Text excerpt:
— BEGIN —

Russia has never been a country of immigrants. Although since the rule of Catherine the Great it has seen periods when migrants were invited from abroad, their role as a demographic factor remained insignificant. In the Soviet era, Russia in its current borders was rather a country of emigration. Not to destinations beyond the USSR, of course. People from the constituent Russian Federative Republic moved to other Soviet republics.
The situation began to change in the mid-1970s, when migrants coming to the Russian Federation outnumbered those leaving it. Over a period of sixteen years (1975-1990), Russia’s migration-driven population growth (about 2.7 million) equaled migration-related depopulation in the previous twenty years (1955-1974).
The indigenous residents of non-Russian Soviet republics accounted for part of the migration influx in those years. During a period between 1979 and 1989 (the years of censuses) the number of ethnic Moldovans in Russia grew by 69% (in Moldova, by mere 11%), of Georgians and Armenians, by 46% (in their respective republics, by 10% and 13%), of Azerbaijanis, by 120% (24%), of Uzbeks and Turkmenians, by 80% (34%), of Kyrgyzes by 190% (33%) and of Tajiks, by 110 % (46%), but in real terms that part of the influx was small. By and large it consisted of return migrants, i.e. Russians who had once left Russia, or their descendants.

— END —

Excerpted data:
— BEGIN —

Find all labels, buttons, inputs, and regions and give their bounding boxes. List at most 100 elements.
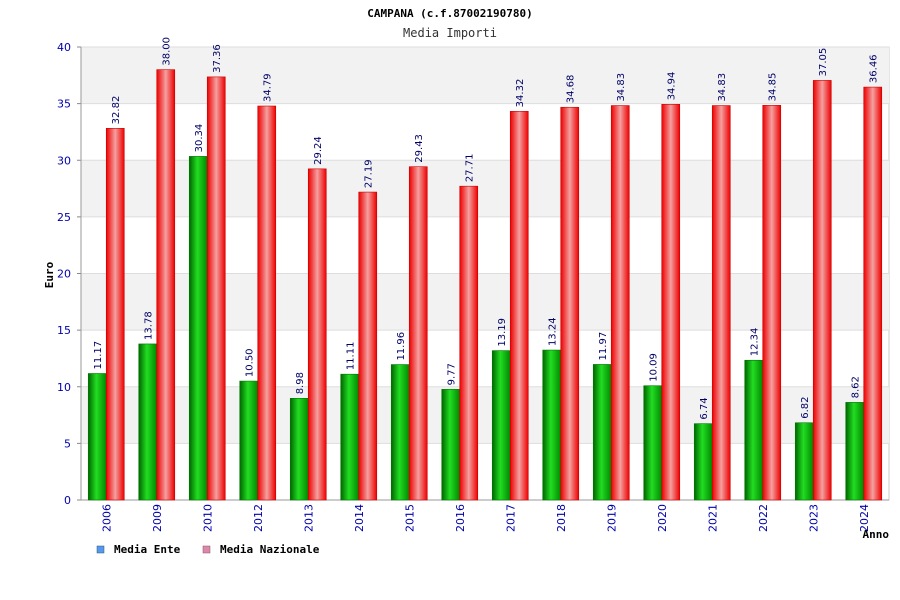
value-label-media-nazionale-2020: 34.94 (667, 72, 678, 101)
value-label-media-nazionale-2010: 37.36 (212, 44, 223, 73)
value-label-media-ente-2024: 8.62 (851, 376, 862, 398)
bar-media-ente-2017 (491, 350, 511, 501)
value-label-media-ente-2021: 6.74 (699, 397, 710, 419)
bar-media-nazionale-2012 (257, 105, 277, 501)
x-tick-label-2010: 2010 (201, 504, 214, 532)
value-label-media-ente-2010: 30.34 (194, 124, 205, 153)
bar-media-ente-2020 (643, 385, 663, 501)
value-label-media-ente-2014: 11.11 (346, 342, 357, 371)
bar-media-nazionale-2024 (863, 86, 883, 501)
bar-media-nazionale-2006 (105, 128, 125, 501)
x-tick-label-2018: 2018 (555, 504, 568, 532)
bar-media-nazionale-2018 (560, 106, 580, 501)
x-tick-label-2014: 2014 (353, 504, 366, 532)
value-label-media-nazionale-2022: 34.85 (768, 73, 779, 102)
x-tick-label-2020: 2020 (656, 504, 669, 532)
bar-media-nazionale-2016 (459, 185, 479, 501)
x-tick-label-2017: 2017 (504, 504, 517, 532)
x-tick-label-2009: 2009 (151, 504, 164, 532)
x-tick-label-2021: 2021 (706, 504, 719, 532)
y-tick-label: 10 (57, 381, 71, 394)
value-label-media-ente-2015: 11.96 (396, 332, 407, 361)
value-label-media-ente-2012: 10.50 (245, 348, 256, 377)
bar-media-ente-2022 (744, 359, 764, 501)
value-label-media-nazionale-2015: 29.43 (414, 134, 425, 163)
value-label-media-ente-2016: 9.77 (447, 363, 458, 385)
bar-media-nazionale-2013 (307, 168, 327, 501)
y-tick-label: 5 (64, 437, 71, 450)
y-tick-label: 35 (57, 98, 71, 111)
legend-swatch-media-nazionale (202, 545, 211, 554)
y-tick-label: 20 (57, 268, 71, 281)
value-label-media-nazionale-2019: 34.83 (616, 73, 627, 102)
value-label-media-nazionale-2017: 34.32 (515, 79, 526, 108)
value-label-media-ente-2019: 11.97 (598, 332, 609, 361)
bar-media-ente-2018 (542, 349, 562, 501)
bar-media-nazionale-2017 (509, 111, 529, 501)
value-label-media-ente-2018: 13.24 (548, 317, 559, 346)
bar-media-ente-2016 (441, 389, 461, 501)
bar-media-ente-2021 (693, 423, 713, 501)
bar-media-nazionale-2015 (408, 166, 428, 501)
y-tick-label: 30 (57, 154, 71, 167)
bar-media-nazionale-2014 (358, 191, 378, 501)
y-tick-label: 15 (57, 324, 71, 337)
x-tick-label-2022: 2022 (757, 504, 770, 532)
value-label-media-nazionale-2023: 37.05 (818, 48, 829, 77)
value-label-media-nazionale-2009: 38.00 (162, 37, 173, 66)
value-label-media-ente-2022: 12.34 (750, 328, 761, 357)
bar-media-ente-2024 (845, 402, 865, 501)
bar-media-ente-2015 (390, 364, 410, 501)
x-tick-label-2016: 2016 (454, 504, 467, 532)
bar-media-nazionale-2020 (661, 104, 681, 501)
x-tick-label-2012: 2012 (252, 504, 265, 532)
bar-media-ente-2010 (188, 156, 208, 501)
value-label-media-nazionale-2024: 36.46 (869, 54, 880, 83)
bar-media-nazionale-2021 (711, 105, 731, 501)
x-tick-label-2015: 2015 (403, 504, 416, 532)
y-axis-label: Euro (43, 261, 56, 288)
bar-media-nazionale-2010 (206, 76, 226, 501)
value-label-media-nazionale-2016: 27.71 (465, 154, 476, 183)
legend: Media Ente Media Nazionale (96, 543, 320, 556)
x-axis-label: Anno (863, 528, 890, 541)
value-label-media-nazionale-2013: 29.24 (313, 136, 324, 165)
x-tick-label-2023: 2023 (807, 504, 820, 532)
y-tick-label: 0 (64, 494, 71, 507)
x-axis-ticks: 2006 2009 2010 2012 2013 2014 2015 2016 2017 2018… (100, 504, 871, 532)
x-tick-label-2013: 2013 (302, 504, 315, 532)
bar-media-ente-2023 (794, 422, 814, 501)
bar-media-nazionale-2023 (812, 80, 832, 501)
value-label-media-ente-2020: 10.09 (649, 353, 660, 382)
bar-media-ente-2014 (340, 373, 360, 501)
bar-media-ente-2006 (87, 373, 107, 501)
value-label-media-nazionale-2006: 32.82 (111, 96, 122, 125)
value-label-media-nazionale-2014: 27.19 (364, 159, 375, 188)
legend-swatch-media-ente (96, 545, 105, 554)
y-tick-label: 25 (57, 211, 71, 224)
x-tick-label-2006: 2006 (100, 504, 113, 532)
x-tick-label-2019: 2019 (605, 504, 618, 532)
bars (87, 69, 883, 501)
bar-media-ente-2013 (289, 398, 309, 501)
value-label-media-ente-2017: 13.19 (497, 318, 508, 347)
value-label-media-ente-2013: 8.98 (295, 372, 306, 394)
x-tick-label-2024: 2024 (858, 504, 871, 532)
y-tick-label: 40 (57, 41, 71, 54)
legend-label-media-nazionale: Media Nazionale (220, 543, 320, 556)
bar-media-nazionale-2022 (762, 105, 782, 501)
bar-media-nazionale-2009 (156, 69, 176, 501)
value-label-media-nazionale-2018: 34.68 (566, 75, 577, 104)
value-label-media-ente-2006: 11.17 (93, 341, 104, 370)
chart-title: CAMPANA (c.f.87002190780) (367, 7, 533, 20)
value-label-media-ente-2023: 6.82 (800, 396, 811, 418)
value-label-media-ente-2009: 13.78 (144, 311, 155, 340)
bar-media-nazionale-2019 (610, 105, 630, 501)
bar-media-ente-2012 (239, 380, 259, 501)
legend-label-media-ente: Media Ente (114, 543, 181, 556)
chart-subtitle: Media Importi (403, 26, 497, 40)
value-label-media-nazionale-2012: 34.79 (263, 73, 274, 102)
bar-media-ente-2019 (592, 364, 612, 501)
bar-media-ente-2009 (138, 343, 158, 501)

— END —
— BEGIN —

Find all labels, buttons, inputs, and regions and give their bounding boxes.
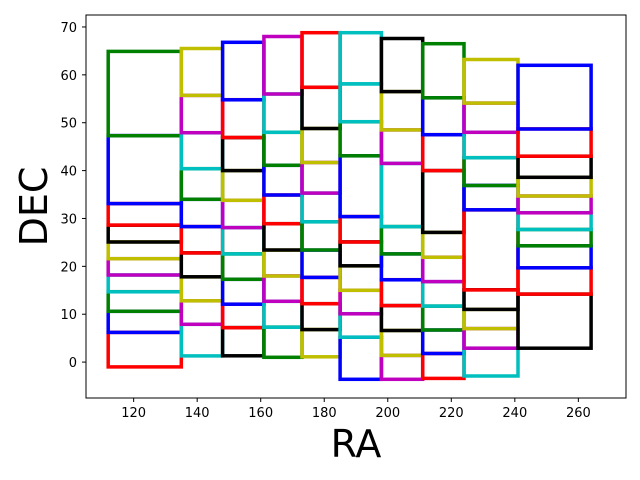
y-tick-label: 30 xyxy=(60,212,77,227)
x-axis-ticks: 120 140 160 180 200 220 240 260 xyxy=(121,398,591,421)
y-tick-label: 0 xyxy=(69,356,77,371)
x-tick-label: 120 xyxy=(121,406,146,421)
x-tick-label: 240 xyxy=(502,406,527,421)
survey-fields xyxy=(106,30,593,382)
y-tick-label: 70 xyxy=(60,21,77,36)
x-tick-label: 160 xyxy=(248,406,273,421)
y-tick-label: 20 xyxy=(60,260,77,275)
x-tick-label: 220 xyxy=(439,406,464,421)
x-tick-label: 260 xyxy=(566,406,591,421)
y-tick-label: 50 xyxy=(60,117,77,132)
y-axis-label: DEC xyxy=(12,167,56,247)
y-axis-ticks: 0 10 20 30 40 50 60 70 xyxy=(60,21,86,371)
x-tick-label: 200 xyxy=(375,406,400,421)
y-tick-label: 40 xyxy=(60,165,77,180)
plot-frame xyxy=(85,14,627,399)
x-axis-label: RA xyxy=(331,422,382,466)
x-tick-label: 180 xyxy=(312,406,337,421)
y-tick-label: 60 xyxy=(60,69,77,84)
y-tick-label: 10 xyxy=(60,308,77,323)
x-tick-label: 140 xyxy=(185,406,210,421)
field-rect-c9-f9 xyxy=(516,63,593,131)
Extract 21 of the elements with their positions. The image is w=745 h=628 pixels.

— END —
— BEGIN —

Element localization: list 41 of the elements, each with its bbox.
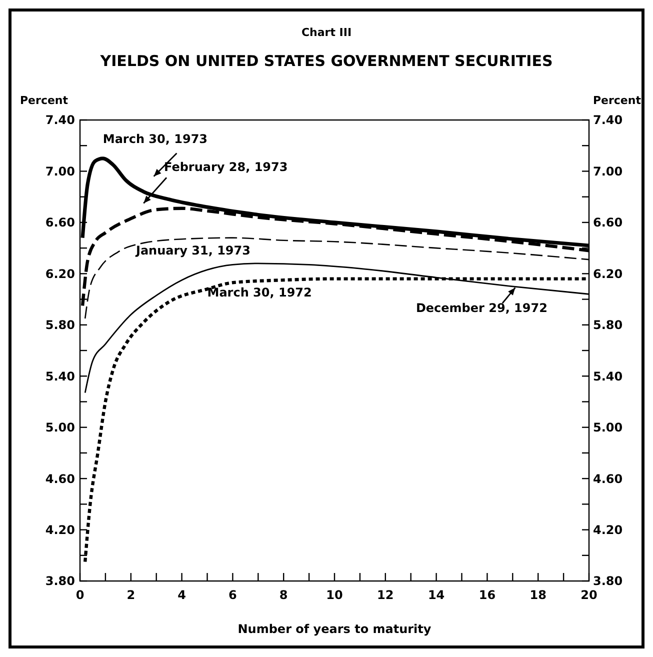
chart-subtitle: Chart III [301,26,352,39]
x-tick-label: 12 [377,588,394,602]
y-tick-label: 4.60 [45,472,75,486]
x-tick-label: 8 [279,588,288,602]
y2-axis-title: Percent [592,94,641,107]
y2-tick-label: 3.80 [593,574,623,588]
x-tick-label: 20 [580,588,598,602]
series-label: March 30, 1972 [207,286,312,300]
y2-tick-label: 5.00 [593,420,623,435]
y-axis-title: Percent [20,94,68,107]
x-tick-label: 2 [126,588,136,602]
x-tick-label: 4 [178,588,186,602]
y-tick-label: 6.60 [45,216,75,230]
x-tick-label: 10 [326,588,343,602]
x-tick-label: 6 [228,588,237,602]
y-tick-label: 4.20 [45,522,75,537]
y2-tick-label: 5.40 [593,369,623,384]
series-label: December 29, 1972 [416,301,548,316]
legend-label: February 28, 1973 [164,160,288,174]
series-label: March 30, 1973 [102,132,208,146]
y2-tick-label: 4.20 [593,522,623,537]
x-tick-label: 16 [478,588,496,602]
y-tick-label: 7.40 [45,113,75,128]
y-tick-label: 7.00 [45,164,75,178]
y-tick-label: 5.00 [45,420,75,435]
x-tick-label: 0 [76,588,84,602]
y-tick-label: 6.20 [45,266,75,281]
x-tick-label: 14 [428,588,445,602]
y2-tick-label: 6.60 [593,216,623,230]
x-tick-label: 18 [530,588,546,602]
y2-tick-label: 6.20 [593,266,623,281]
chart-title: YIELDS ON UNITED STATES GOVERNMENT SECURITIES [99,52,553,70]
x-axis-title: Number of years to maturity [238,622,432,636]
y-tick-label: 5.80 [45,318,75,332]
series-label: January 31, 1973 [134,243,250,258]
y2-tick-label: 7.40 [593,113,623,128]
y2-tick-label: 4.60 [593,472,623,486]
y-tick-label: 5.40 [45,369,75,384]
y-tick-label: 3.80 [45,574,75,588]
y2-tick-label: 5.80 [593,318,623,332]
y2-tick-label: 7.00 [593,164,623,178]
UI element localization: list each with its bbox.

— END —

Given instruction A: Which ethnic groups does the migration text list as having grown in number in Russia between the 1979 and 1989 censuses?
Given instruction B:
Do these statements agree with the migration text? Answer yes or no for each, and quote the words that decide it.
(i) In the Soviet era, people from the Russian Federative Republic moved to other Soviet republics.
(ii) The situation began to change in the mid-1980s.
(iii) Return migrants made up most of the influx.
Given instruction C: Can you rewrite the paragraph of the migration text that begins "Russia has never been a country of immigrants" more briefly, keeping its main facts?

Correct output A: Moldovans, Georgians, Armenians, Azerbaijanis, Uzbeks, Turkmenians, Kyrgyzes and Tajiks.

Correct output B:
(i) Yes: "People from the constituent Russian Federative Republic moved to other Soviet republics."
(ii) No: "The situation began to change in the mid-1970s"
(iii) Yes: "By and large it consisted of return migrants"

Correct output C: Russia has never been a country of immigrants. Since Catherine the Great, it has at times invited migrants from abroad, but their demographic role stayed insignificant. In the Soviet era, Russia in its current borders was rather a country of emigration. People did not leave the USSR but moved from the Russian Federative Republic to other Soviet republics.